## START EXCERPTED DATA
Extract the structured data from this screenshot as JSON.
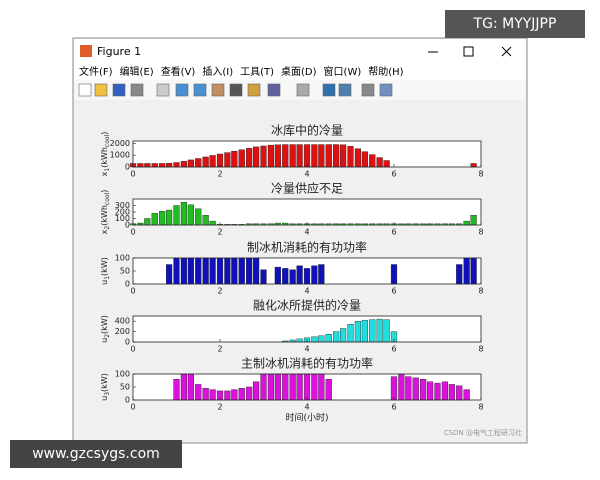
{
  "window": {
    "title": "Figure 1",
    "menu": [
      "文件(F)",
      "编辑(E)",
      "查看(V)",
      "插入(I)",
      "工具(T)",
      "桌面(D)",
      "窗口(W)",
      "帮助(H)"
    ]
  },
  "watermarks": {
    "top": "TG: MYYJJPP",
    "bottom": "www.gzcsygs.com",
    "csdn": "CSDN @电气工程研习社"
  },
  "chart_data": [
    {
      "type": "bar",
      "title": "冰库中的冷量",
      "ylabel": [
        "x",
        "1",
        "(kWh",
        "cool",
        ")"
      ],
      "color": "#dd1111",
      "x": [
        0,
        0.17,
        0.33,
        0.5,
        0.67,
        0.83,
        1,
        1.17,
        1.33,
        1.5,
        1.67,
        1.83,
        2,
        2.17,
        2.33,
        2.5,
        2.67,
        2.83,
        3,
        3.17,
        3.33,
        3.5,
        3.67,
        3.83,
        4,
        4.17,
        4.33,
        4.5,
        4.67,
        4.83,
        5,
        5.17,
        5.33,
        5.5,
        5.67,
        5.83,
        6,
        6.17,
        6.33,
        6.5,
        6.67,
        6.83,
        7,
        7.17,
        7.33,
        7.5,
        7.67,
        7.83
      ],
      "values": [
        300,
        300,
        300,
        300,
        300,
        320,
        380,
        480,
        600,
        720,
        850,
        980,
        1100,
        1220,
        1340,
        1460,
        1580,
        1700,
        1780,
        1850,
        1880,
        1900,
        1900,
        1900,
        1900,
        1900,
        1900,
        1900,
        1900,
        1880,
        1750,
        1550,
        1300,
        1050,
        800,
        550,
        0,
        0,
        0,
        0,
        0,
        0,
        0,
        0,
        0,
        0,
        0,
        300
      ],
      "xlim": [
        0,
        8
      ],
      "xticks": [
        0,
        2,
        4,
        6,
        8
      ],
      "ylim": [
        0,
        2200
      ],
      "yticks": [
        0,
        1000,
        2000
      ]
    },
    {
      "type": "bar",
      "title": "冷量供应不足",
      "ylabel": [
        "x",
        "2",
        "(kWh",
        "cool",
        ")"
      ],
      "color": "#22bb22",
      "x": [
        0,
        0.17,
        0.33,
        0.5,
        0.67,
        0.83,
        1,
        1.17,
        1.33,
        1.5,
        1.67,
        1.83,
        2,
        2.17,
        2.33,
        2.5,
        2.67,
        2.83,
        3,
        3.17,
        3.33,
        3.5,
        3.67,
        3.83,
        4,
        4.17,
        4.33,
        4.5,
        4.67,
        4.83,
        5,
        5.17,
        5.33,
        5.5,
        5.67,
        5.83,
        6,
        6.17,
        6.33,
        6.5,
        6.67,
        6.83,
        7,
        7.17,
        7.33,
        7.5,
        7.67,
        7.83
      ],
      "values": [
        20,
        30,
        100,
        180,
        210,
        230,
        300,
        350,
        310,
        250,
        150,
        60,
        10,
        10,
        10,
        10,
        20,
        20,
        20,
        20,
        30,
        30,
        20,
        20,
        20,
        20,
        20,
        20,
        20,
        20,
        20,
        20,
        20,
        20,
        20,
        20,
        20,
        20,
        20,
        20,
        20,
        20,
        20,
        20,
        20,
        20,
        60,
        150
      ],
      "xlim": [
        0,
        8
      ],
      "xticks": [
        0,
        2,
        4,
        6,
        8
      ],
      "ylim": [
        0,
        400
      ],
      "yticks": [
        0,
        100,
        200,
        300
      ]
    },
    {
      "type": "bar",
      "title": "制冰机消耗的有功功率",
      "ylabel": [
        "u",
        "1",
        "(kW)"
      ],
      "color": "#1111bb",
      "x": [
        0,
        0.17,
        0.33,
        0.5,
        0.67,
        0.83,
        1,
        1.17,
        1.33,
        1.5,
        1.67,
        1.83,
        2,
        2.17,
        2.33,
        2.5,
        2.67,
        2.83,
        3,
        3.17,
        3.33,
        3.5,
        3.67,
        3.83,
        4,
        4.17,
        4.33,
        4.5,
        4.67,
        4.83,
        5,
        5.17,
        5.33,
        5.5,
        5.67,
        5.83,
        6,
        6.17,
        6.33,
        6.5,
        6.67,
        6.83,
        7,
        7.17,
        7.33,
        7.5,
        7.67,
        7.83
      ],
      "values": [
        0,
        0,
        0,
        0,
        0,
        75,
        100,
        100,
        100,
        100,
        100,
        100,
        100,
        100,
        100,
        100,
        100,
        100,
        55,
        0,
        65,
        60,
        55,
        70,
        60,
        70,
        75,
        0,
        0,
        0,
        0,
        0,
        0,
        0,
        0,
        0,
        75,
        0,
        0,
        0,
        0,
        0,
        0,
        0,
        0,
        75,
        100,
        100
      ],
      "xlim": [
        0,
        8
      ],
      "xticks": [
        0,
        2,
        4,
        6,
        8
      ],
      "ylim": [
        0,
        100
      ],
      "yticks": [
        0,
        50,
        100
      ]
    },
    {
      "type": "bar",
      "title": "融化冰所提供的冷量",
      "ylabel": [
        "u",
        "2",
        "(kW)"
      ],
      "color": "#22dddd",
      "x": [
        0,
        0.17,
        0.33,
        0.5,
        0.67,
        0.83,
        1,
        1.17,
        1.33,
        1.5,
        1.67,
        1.83,
        2,
        2.17,
        2.33,
        2.5,
        2.67,
        2.83,
        3,
        3.17,
        3.33,
        3.5,
        3.67,
        3.83,
        4,
        4.17,
        4.33,
        4.5,
        4.67,
        4.83,
        5,
        5.17,
        5.33,
        5.5,
        5.67,
        5.83,
        6,
        6.17,
        6.33,
        6.5,
        6.67,
        6.83,
        7,
        7.17,
        7.33,
        7.5,
        7.67,
        7.83
      ],
      "values": [
        0,
        0,
        0,
        0,
        0,
        0,
        0,
        0,
        0,
        0,
        0,
        0,
        0,
        0,
        0,
        0,
        0,
        0,
        0,
        0,
        0,
        20,
        40,
        60,
        80,
        100,
        120,
        150,
        200,
        260,
        340,
        400,
        420,
        430,
        440,
        430,
        200,
        0,
        0,
        0,
        0,
        0,
        0,
        0,
        0,
        0,
        0,
        0
      ],
      "xlim": [
        0,
        8
      ],
      "xticks": [
        0,
        2,
        4,
        6,
        8
      ],
      "ylim": [
        0,
        500
      ],
      "yticks": [
        0,
        200,
        400
      ]
    },
    {
      "type": "bar",
      "title": "主制冰机消耗的有功功率",
      "ylabel": [
        "u",
        "3",
        "(kW)"
      ],
      "color": "#dd11dd",
      "xlabel": "时间(小时)",
      "x": [
        0,
        0.17,
        0.33,
        0.5,
        0.67,
        0.83,
        1,
        1.17,
        1.33,
        1.5,
        1.67,
        1.83,
        2,
        2.17,
        2.33,
        2.5,
        2.67,
        2.83,
        3,
        3.17,
        3.33,
        3.5,
        3.67,
        3.83,
        4,
        4.17,
        4.33,
        4.5,
        4.67,
        4.83,
        5,
        5.17,
        5.33,
        5.5,
        5.67,
        5.83,
        6,
        6.17,
        6.33,
        6.5,
        6.67,
        6.83,
        7,
        7.17,
        7.33,
        7.5,
        7.67,
        7.83
      ],
      "values": [
        0,
        0,
        0,
        0,
        0,
        0,
        80,
        100,
        100,
        60,
        45,
        40,
        35,
        35,
        40,
        45,
        50,
        70,
        100,
        100,
        100,
        100,
        100,
        100,
        100,
        100,
        100,
        80,
        0,
        0,
        0,
        0,
        0,
        0,
        0,
        0,
        90,
        100,
        90,
        85,
        80,
        70,
        65,
        70,
        60,
        55,
        40,
        0
      ],
      "xlim": [
        0,
        8
      ],
      "xticks": [
        0,
        2,
        4,
        6,
        8
      ],
      "ylim": [
        0,
        100
      ],
      "yticks": [
        0,
        50,
        100
      ]
    }
  ]
}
## END EXCERPTED DATA
> _GIVEN INSTRUCTION_
Pull out all lines in the data above that include "title".

> _TASK RESPONSE_
    "title": "Figure 1",
      "title": "冰库中的冷量",
      "title": "冷量供应不足",
      "title": "制冰机消耗的有功功率",
      "title": "融化冰所提供的冷量",
      "title": "主制冰机消耗的有功功率",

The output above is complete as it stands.